● Requirement: Set down exactly, and only, the lines from the one with "Decode this image" to the final line of the entries, both included.
:: Records shown ::
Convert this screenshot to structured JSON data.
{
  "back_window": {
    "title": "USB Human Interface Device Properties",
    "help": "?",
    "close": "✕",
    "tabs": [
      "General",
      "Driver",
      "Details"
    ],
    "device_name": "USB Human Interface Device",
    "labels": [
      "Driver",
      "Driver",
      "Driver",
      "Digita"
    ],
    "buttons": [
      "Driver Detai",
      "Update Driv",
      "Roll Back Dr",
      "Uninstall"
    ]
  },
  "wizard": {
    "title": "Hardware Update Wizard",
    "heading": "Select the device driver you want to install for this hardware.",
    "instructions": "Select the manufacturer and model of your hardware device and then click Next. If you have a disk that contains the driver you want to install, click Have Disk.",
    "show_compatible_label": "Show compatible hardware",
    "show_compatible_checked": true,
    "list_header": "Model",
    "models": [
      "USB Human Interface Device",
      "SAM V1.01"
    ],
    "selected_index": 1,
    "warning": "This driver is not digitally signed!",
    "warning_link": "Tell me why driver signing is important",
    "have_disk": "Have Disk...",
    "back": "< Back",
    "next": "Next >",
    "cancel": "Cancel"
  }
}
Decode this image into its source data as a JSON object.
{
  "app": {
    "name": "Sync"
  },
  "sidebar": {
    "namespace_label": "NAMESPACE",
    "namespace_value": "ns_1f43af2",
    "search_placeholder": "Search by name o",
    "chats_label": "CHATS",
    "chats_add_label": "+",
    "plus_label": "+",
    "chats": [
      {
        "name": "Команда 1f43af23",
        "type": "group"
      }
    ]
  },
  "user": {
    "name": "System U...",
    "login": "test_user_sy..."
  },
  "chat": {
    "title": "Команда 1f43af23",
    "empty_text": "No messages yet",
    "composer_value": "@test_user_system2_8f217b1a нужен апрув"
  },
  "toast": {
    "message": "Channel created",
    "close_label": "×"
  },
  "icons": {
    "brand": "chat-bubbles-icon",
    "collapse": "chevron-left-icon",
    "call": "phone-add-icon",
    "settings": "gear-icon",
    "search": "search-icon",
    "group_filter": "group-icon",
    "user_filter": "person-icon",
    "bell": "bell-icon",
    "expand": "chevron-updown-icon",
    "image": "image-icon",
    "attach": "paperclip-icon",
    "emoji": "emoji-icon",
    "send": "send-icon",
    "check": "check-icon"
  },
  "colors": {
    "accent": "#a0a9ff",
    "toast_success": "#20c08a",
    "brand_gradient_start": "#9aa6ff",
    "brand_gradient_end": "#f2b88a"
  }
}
:::
● Written response:
Decode this image into its source data as a JSON object.
{
  "app": {
    "name": "Sync"
  },
  "sidebar": {
    "namespace_label": "NAMESPACE",
    "namespace_value": "ns_1f43af2",
    "search_placeholder": "Search by name o",
    "chats_label": "CHATS",
    "chats_add_label": "+",
    "plus_label": "+",
    "chats": [
      {
        "name": "Команда 1f43af23",
        "type": "group"
      }
    ]
  },
  "user": {
    "name": "System U...",
    "login": "test_user_sy..."
  },
  "chat": {
    "title": "Команда 1f43af23",
    "empty_text": "No messages yet",
    "composer_value": "@test_user_system2_8f217b1a нужен апрув"
  },
  "toast": {
    "message": "Channel created",
    "close_label": "×"
  },
  "icons": {
    "brand": "chat-bubbles-icon",
    "collapse": "chevron-left-icon",
    "call": "phone-add-icon",
    "settings": "gear-icon",
    "search": "search-icon",
    "group_filter": "group-icon",
    "user_filter": "person-icon",
    "bell": "bell-icon",
    "expand": "chevron-updown-icon",
    "image": "image-icon",
    "attach": "paperclip-icon",
    "emoji": "emoji-icon",
    "send": "send-icon",
    "check": "check-icon"
  },
  "colors": {
    "accent": "#a0a9ff",
    "toast_success": "#20c08a",
    "brand_gradient_start": "#9aa6ff",
    "brand_gradient_end": "#f2b88a"
  }
}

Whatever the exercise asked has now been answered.